**RECORDED INFORMATION:**
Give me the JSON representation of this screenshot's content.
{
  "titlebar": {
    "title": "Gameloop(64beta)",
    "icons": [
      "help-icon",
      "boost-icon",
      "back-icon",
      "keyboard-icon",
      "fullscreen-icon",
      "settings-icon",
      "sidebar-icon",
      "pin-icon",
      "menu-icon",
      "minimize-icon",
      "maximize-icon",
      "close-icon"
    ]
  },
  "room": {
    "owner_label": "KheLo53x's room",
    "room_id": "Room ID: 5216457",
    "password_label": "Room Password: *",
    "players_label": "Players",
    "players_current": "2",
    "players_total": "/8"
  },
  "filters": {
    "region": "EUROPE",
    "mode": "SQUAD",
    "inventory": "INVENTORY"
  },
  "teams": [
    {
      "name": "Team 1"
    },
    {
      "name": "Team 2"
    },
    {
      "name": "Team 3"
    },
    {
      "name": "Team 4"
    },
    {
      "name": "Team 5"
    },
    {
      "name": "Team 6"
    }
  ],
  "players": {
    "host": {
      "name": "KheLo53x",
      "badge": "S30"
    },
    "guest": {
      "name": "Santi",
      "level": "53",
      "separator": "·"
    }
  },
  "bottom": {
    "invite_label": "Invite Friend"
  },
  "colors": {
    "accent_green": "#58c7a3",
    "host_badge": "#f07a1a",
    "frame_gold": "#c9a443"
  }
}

**PROBLEM:** Set out the complete listing exactly as shown.

**SOLUTION TO THIS TASK:**
Give me the JSON representation of this screenshot's content.
{
  "titlebar": {
    "title": "Gameloop(64beta)",
    "icons": [
      "help-icon",
      "boost-icon",
      "back-icon",
      "keyboard-icon",
      "fullscreen-icon",
      "settings-icon",
      "sidebar-icon",
      "pin-icon",
      "menu-icon",
      "minimize-icon",
      "maximize-icon",
      "close-icon"
    ]
  },
  "room": {
    "owner_label": "KheLo53x's room",
    "room_id": "Room ID: 5216457",
    "password_label": "Room Password: *",
    "players_label": "Players",
    "players_current": "2",
    "players_total": "/8"
  },
  "filters": {
    "region": "EUROPE",
    "mode": "SQUAD",
    "inventory": "INVENTORY"
  },
  "teams": [
    {
      "name": "Team 1"
    },
    {
      "name": "Team 2"
    },
    {
      "name": "Team 3"
    },
    {
      "name": "Team 4"
    },
    {
      "name": "Team 5"
    },
    {
      "name": "Team 6"
    }
  ],
  "players": {
    "host": {
      "name": "KheLo53x",
      "badge": "S30"
    },
    "guest": {
      "name": "Santi",
      "level": "53",
      "separator": "·"
    }
  },
  "bottom": {
    "invite_label": "Invite Friend"
  },
  "colors": {
    "accent_green": "#58c7a3",
    "host_badge": "#f07a1a",
    "frame_gold": "#c9a443"
  }
}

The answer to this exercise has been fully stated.